** start Listing **

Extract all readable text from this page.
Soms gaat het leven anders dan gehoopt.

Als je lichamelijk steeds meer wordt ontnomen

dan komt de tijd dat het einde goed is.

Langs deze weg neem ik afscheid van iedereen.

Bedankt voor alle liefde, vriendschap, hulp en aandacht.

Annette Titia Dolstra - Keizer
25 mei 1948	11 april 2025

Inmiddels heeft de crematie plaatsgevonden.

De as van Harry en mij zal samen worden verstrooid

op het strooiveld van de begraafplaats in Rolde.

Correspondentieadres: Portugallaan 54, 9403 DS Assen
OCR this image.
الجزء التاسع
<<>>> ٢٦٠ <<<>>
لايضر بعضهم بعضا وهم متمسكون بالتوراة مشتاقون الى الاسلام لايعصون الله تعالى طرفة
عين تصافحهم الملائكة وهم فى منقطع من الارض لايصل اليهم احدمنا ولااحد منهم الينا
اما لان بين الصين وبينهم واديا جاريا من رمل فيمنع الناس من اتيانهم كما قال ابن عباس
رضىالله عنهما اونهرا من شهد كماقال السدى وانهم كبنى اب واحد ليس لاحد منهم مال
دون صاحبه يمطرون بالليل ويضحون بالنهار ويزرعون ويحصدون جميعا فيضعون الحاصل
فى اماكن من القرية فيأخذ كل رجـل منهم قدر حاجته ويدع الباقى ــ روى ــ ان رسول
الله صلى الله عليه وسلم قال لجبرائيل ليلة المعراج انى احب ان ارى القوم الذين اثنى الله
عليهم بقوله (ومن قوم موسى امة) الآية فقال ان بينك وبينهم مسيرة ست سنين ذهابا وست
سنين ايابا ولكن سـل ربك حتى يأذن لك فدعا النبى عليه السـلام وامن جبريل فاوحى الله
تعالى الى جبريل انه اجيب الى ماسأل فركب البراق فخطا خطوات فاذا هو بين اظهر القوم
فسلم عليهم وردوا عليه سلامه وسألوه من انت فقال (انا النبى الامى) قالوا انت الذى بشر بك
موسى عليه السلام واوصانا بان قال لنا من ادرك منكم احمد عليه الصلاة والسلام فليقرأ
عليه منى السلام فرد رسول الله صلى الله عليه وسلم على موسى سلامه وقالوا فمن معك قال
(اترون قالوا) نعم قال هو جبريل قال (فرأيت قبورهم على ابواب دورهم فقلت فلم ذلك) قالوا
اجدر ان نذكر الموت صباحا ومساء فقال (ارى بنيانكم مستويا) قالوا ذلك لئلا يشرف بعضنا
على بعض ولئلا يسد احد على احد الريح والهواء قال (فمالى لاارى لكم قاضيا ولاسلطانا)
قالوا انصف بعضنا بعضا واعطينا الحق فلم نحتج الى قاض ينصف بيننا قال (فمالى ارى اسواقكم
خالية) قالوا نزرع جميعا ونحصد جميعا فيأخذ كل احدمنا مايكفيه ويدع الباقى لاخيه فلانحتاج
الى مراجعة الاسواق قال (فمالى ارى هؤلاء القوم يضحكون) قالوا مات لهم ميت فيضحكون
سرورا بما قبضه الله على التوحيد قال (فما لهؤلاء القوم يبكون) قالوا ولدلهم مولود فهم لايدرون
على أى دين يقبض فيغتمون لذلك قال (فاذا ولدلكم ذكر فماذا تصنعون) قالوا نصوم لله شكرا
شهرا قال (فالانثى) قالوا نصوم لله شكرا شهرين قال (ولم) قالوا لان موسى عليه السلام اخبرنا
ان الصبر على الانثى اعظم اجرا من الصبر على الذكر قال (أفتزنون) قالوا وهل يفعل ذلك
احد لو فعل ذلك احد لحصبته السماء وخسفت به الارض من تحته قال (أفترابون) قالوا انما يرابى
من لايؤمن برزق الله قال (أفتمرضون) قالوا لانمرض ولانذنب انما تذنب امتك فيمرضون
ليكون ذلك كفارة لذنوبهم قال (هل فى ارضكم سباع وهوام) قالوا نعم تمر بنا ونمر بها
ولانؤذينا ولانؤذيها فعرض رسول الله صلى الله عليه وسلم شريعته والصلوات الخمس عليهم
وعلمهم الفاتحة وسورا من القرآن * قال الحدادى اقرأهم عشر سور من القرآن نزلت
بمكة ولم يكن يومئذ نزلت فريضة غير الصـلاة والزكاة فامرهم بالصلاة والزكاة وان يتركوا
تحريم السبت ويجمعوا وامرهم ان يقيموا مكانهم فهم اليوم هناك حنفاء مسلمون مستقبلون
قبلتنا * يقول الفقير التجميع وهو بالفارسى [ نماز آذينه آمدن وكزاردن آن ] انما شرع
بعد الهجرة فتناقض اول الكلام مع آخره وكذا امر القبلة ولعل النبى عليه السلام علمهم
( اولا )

** end Listing **

Transcribe the entire listing above precisely.

=== Reply to the exercise ===
Extract all readable text from this page.
Soms gaat het leven anders dan gehoopt.

Als je lichamelijk steeds meer wordt ontnomen

dan komt de tijd dat het einde goed is.

Langs deze weg neem ik afscheid van iedereen.

Bedankt voor alle liefde, vriendschap, hulp en aandacht.

Annette Titia Dolstra - Keizer
25 mei 1948	11 april 2025

Inmiddels heeft de crematie plaatsgevonden.

De as van Harry en mij zal samen worden verstrooid

op het strooiveld van de begraafplaats in Rolde.

Correspondentieadres: Portugallaan 54, 9403 DS Assen
OCR this image.
الجزء التاسع
<<>>> ٢٦٠ <<<>>
لايضر بعضهم بعضا وهم متمسكون بالتوراة مشتاقون الى الاسلام لايعصون الله تعالى طرفة
عين تصافحهم الملائكة وهم فى منقطع من الارض لايصل اليهم احدمنا ولااحد منهم الينا
اما لان بين الصين وبينهم واديا جاريا من رمل فيمنع الناس من اتيانهم كما قال ابن عباس
رضىالله عنهما اونهرا من شهد كماقال السدى وانهم كبنى اب واحد ليس لاحد منهم مال
دون صاحبه يمطرون بالليل ويضحون بالنهار ويزرعون ويحصدون جميعا فيضعون الحاصل
فى اماكن من القرية فيأخذ كل رجـل منهم قدر حاجته ويدع الباقى ــ روى ــ ان رسول
الله صلى الله عليه وسلم قال لجبرائيل ليلة المعراج انى احب ان ارى القوم الذين اثنى الله
عليهم بقوله (ومن قوم موسى امة) الآية فقال ان بينك وبينهم مسيرة ست سنين ذهابا وست
سنين ايابا ولكن سـل ربك حتى يأذن لك فدعا النبى عليه السـلام وامن جبريل فاوحى الله
تعالى الى جبريل انه اجيب الى ماسأل فركب البراق فخطا خطوات فاذا هو بين اظهر القوم
فسلم عليهم وردوا عليه سلامه وسألوه من انت فقال (انا النبى الامى) قالوا انت الذى بشر بك
موسى عليه السلام واوصانا بان قال لنا من ادرك منكم احمد عليه الصلاة والسلام فليقرأ
عليه منى السلام فرد رسول الله صلى الله عليه وسلم على موسى سلامه وقالوا فمن معك قال
(اترون قالوا) نعم قال هو جبريل قال (فرأيت قبورهم على ابواب دورهم فقلت فلم ذلك) قالوا
اجدر ان نذكر الموت صباحا ومساء فقال (ارى بنيانكم مستويا) قالوا ذلك لئلا يشرف بعضنا
على بعض ولئلا يسد احد على احد الريح والهواء قال (فمالى لاارى لكم قاضيا ولاسلطانا)
قالوا انصف بعضنا بعضا واعطينا الحق فلم نحتج الى قاض ينصف بيننا قال (فمالى ارى اسواقكم
خالية) قالوا نزرع جميعا ونحصد جميعا فيأخذ كل احدمنا مايكفيه ويدع الباقى لاخيه فلانحتاج
الى مراجعة الاسواق قال (فمالى ارى هؤلاء القوم يضحكون) قالوا مات لهم ميت فيضحكون
سرورا بما قبضه الله على التوحيد قال (فما لهؤلاء القوم يبكون) قالوا ولدلهم مولود فهم لايدرون
على أى دين يقبض فيغتمون لذلك قال (فاذا ولدلكم ذكر فماذا تصنعون) قالوا نصوم لله شكرا
شهرا قال (فالانثى) قالوا نصوم لله شكرا شهرين قال (ولم) قالوا لان موسى عليه السلام اخبرنا
ان الصبر على الانثى اعظم اجرا من الصبر على الذكر قال (أفتزنون) قالوا وهل يفعل ذلك
احد لو فعل ذلك احد لحصبته السماء وخسفت به الارض من تحته قال (أفترابون) قالوا انما يرابى
من لايؤمن برزق الله قال (أفتمرضون) قالوا لانمرض ولانذنب انما تذنب امتك فيمرضون
ليكون ذلك كفارة لذنوبهم قال (هل فى ارضكم سباع وهوام) قالوا نعم تمر بنا ونمر بها
ولانؤذينا ولانؤذيها فعرض رسول الله صلى الله عليه وسلم شريعته والصلوات الخمس عليهم
وعلمهم الفاتحة وسورا من القرآن * قال الحدادى اقرأهم عشر سور من القرآن نزلت
بمكة ولم يكن يومئذ نزلت فريضة غير الصـلاة والزكاة فامرهم بالصلاة والزكاة وان يتركوا
تحريم السبت ويجمعوا وامرهم ان يقيموا مكانهم فهم اليوم هناك حنفاء مسلمون مستقبلون
قبلتنا * يقول الفقير التجميع وهو بالفارسى [ نماز آذينه آمدن وكزاردن آن ] انما شرع
بعد الهجرة فتناقض اول الكلام مع آخره وكذا امر القبلة ولعل النبى عليه السلام علمهم
( اولا )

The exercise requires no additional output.